Give the listing again exactly, omitting its images.

→ Raw data
>>>>>
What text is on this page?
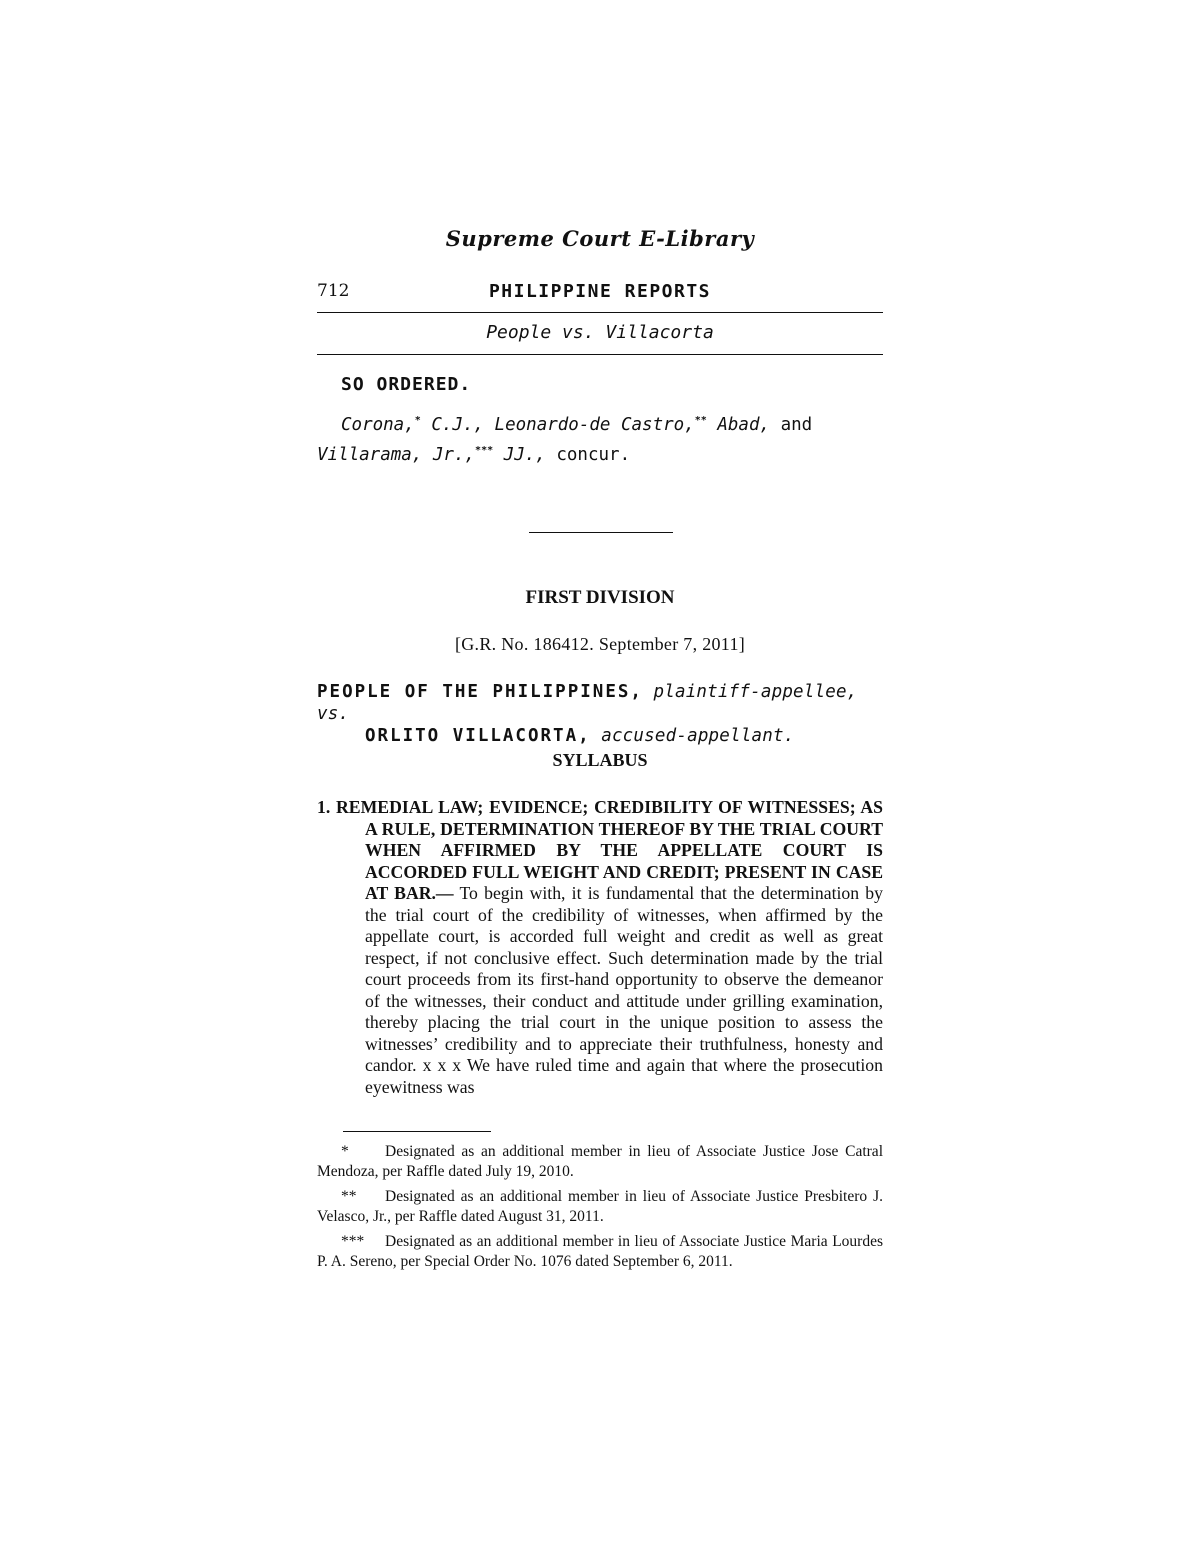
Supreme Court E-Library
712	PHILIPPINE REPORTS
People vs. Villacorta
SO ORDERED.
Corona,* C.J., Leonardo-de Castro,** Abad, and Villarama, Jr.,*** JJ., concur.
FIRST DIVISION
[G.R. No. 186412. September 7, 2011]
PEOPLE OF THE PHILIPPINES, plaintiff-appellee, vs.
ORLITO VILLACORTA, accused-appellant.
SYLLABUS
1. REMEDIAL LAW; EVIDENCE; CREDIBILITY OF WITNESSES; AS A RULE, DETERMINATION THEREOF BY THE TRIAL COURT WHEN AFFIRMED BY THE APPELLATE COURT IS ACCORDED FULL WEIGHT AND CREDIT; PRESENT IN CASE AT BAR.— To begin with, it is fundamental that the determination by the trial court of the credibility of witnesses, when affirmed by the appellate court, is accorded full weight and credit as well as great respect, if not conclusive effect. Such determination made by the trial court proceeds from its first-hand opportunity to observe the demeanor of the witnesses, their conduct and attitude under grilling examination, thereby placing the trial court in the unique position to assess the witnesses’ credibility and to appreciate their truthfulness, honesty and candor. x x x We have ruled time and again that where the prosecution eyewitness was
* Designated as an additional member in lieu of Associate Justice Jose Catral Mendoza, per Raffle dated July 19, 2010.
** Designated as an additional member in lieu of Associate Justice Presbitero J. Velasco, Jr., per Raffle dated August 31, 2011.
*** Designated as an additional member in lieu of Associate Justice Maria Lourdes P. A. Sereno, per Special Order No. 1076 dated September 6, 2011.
<<<<<
→ Expected answer
What text is on this page?
Supreme Court E-Library
712	PHILIPPINE REPORTS
People vs. Villacorta
SO ORDERED.
Corona,* C.J., Leonardo-de Castro,** Abad, and Villarama, Jr.,*** JJ., concur.
FIRST DIVISION
[G.R. No. 186412. September 7, 2011]
PEOPLE OF THE PHILIPPINES, plaintiff-appellee, vs.
ORLITO VILLACORTA, accused-appellant.
SYLLABUS
1. REMEDIAL LAW; EVIDENCE; CREDIBILITY OF WITNESSES; AS A RULE, DETERMINATION THEREOF BY THE TRIAL COURT WHEN AFFIRMED BY THE APPELLATE COURT IS ACCORDED FULL WEIGHT AND CREDIT; PRESENT IN CASE AT BAR.— To begin with, it is fundamental that the determination by the trial court of the credibility of witnesses, when affirmed by the appellate court, is accorded full weight and credit as well as great respect, if not conclusive effect. Such determination made by the trial court proceeds from its first-hand opportunity to observe the demeanor of the witnesses, their conduct and attitude under grilling examination, thereby placing the trial court in the unique position to assess the witnesses’ credibility and to appreciate their truthfulness, honesty and candor. x x x We have ruled time and again that where the prosecution eyewitness was
* Designated as an additional member in lieu of Associate Justice Jose Catral Mendoza, per Raffle dated July 19, 2010.
** Designated as an additional member in lieu of Associate Justice Presbitero J. Velasco, Jr., per Raffle dated August 31, 2011.
*** Designated as an additional member in lieu of Associate Justice Maria Lourdes P. A. Sereno, per Special Order No. 1076 dated September 6, 2011.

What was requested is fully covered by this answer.